▶ Extracted data entries:
^^^^^^^^^^^^^^^^

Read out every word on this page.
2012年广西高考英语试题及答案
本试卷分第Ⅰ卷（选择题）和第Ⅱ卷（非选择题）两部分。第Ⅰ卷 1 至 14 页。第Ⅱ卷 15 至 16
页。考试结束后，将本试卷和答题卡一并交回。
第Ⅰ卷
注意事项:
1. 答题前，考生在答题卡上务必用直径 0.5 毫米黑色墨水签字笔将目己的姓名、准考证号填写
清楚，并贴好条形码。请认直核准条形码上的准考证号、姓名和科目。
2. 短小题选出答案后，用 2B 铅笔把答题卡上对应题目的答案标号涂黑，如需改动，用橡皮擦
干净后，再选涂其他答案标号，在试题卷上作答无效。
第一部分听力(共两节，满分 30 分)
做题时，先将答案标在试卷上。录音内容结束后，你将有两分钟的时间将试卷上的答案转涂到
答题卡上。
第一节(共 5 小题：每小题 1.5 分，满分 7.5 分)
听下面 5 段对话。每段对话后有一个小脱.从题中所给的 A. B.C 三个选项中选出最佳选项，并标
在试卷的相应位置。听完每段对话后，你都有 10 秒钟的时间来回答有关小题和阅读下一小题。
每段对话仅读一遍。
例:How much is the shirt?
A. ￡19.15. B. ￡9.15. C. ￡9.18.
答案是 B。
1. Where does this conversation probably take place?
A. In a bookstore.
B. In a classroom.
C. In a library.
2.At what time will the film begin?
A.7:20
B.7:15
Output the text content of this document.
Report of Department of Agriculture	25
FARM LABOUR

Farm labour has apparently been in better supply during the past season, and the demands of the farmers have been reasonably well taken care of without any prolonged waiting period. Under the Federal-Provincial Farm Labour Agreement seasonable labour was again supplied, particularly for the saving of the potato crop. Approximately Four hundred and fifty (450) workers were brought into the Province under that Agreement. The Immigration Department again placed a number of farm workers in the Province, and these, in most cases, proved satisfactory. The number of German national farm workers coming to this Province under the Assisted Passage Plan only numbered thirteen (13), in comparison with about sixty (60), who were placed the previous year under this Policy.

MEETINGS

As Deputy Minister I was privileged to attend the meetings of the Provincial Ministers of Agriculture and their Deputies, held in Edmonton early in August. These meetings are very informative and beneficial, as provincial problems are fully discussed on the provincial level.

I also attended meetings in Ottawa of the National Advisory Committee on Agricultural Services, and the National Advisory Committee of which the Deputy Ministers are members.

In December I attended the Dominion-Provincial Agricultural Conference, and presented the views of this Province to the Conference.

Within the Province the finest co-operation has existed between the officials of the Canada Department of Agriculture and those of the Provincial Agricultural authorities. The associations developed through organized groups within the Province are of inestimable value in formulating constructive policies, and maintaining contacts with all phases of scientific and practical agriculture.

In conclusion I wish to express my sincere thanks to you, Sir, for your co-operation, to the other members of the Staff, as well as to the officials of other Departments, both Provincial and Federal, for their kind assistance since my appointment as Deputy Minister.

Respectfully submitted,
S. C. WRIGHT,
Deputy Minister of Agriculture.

^^^^^^^^^^^^^^^^

▶ WHAT IS NEEDED: Search the data above for lines holding "attended" and copy each of them.

▶ FULL ANSWER:
I also attended meetings in Ottawa of the National Advisory Committee on Agricultural Services, and the National Advisory Committee of which the Deputy Ministers are members.
In December I attended the Dominion-Provincial Agricultural Conference, and presented the views of this Province to the Conference.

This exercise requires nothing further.